**Aim:**
Gather all lines from the material that contain the word "this".

[Records from a collection of figures]
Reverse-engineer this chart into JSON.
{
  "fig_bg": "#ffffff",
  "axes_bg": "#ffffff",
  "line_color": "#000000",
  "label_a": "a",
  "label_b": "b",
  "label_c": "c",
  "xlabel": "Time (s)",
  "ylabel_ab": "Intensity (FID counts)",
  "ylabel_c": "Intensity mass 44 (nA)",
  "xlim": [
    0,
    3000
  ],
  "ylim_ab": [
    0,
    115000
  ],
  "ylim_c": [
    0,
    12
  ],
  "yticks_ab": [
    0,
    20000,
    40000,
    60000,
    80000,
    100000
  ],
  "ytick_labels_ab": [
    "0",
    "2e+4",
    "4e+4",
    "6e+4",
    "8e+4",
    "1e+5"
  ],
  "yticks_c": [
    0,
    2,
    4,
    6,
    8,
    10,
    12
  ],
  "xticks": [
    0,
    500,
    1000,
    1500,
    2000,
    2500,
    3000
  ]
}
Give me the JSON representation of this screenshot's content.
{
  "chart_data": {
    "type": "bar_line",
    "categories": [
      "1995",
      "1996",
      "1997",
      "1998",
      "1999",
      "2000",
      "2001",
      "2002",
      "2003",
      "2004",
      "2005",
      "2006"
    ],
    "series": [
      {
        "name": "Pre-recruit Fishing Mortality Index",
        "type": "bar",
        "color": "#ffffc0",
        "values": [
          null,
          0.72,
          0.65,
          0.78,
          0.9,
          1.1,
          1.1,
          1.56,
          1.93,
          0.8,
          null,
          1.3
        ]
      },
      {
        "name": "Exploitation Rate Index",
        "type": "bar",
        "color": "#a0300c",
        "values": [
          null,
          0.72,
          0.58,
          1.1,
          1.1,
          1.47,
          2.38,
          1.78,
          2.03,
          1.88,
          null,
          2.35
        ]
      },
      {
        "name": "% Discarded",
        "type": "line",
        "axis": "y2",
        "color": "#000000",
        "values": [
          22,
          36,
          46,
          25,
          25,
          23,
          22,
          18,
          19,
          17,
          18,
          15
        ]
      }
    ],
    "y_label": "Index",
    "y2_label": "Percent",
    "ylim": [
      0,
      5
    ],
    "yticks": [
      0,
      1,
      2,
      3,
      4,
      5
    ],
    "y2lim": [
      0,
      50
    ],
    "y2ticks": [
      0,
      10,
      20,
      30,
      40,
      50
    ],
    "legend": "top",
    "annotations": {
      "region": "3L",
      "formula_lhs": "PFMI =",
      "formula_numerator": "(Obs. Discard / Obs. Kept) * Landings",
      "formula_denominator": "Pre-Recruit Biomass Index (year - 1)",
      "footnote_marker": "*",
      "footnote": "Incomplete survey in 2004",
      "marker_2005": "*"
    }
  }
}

**Exercise answer:**
Reverse-engineer this chart into JSON.
Give me the JSON representation of this screenshot's content.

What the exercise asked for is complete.